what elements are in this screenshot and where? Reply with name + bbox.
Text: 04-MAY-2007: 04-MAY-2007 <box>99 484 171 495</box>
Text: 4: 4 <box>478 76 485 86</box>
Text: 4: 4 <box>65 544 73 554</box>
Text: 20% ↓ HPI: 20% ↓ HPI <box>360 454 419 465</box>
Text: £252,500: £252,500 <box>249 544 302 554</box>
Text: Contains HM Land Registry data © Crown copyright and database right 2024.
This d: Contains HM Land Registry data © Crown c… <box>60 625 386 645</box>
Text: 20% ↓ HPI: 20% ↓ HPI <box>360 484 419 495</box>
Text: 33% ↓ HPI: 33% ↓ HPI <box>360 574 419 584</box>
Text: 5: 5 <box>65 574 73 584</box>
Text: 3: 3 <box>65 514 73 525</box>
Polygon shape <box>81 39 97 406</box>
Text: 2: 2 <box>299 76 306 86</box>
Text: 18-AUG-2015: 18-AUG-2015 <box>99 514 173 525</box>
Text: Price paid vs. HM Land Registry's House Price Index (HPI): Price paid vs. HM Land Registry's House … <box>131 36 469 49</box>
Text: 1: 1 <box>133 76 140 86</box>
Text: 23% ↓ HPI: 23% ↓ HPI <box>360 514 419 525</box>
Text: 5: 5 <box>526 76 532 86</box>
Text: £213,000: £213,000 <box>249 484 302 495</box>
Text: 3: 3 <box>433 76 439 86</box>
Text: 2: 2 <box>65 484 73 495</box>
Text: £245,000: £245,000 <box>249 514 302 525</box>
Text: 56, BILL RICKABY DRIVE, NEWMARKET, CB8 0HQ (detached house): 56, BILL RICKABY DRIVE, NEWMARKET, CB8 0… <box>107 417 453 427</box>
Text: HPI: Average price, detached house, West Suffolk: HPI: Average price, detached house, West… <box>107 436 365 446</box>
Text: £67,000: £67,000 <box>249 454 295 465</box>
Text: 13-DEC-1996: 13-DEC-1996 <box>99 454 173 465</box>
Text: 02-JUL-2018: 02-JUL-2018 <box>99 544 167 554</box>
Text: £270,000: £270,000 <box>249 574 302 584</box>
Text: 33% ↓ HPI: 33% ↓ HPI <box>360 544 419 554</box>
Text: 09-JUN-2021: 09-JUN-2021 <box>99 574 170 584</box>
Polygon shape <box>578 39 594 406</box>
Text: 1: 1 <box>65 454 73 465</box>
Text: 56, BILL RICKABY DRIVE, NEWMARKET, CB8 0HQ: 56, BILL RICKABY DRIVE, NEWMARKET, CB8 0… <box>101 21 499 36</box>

━━━━━━━━━━━━━━━━━━━━━━━━━━━━━━

_EXERCISE DIRECTIONS_. Please reproduce all of the material above line for line, with no changes.

_FINISHED ANSWER_.
what elements are in this screenshot and where? Reply with name + bbox.
Text: 04-MAY-2007: 04-MAY-2007 <box>99 484 171 495</box>
Text: 4: 4 <box>478 76 485 86</box>
Text: 4: 4 <box>65 544 73 554</box>
Text: 20% ↓ HPI: 20% ↓ HPI <box>360 454 419 465</box>
Text: £252,500: £252,500 <box>249 544 302 554</box>
Text: Contains HM Land Registry data © Crown copyright and database right 2024.
This d: Contains HM Land Registry data © Crown c… <box>60 625 386 645</box>
Text: 20% ↓ HPI: 20% ↓ HPI <box>360 484 419 495</box>
Text: 33% ↓ HPI: 33% ↓ HPI <box>360 574 419 584</box>
Text: 5: 5 <box>65 574 73 584</box>
Text: 3: 3 <box>65 514 73 525</box>
Polygon shape <box>81 39 97 406</box>
Text: 2: 2 <box>299 76 306 86</box>
Text: 18-AUG-2015: 18-AUG-2015 <box>99 514 173 525</box>
Text: Price paid vs. HM Land Registry's House Price Index (HPI): Price paid vs. HM Land Registry's House … <box>131 36 469 49</box>
Text: 1: 1 <box>133 76 140 86</box>
Text: 23% ↓ HPI: 23% ↓ HPI <box>360 514 419 525</box>
Text: 5: 5 <box>526 76 532 86</box>
Text: £213,000: £213,000 <box>249 484 302 495</box>
Text: 3: 3 <box>433 76 439 86</box>
Text: 2: 2 <box>65 484 73 495</box>
Text: £245,000: £245,000 <box>249 514 302 525</box>
Text: 56, BILL RICKABY DRIVE, NEWMARKET, CB8 0HQ (detached house): 56, BILL RICKABY DRIVE, NEWMARKET, CB8 0… <box>107 417 453 427</box>
Text: HPI: Average price, detached house, West Suffolk: HPI: Average price, detached house, West… <box>107 436 365 446</box>
Text: £67,000: £67,000 <box>249 454 295 465</box>
Text: 13-DEC-1996: 13-DEC-1996 <box>99 454 173 465</box>
Text: 02-JUL-2018: 02-JUL-2018 <box>99 544 167 554</box>
Text: £270,000: £270,000 <box>249 574 302 584</box>
Text: 33% ↓ HPI: 33% ↓ HPI <box>360 544 419 554</box>
Text: 09-JUN-2021: 09-JUN-2021 <box>99 574 170 584</box>
Polygon shape <box>578 39 594 406</box>
Text: 1: 1 <box>65 454 73 465</box>
Text: 56, BILL RICKABY DRIVE, NEWMARKET, CB8 0HQ: 56, BILL RICKABY DRIVE, NEWMARKET, CB8 0… <box>101 21 499 36</box>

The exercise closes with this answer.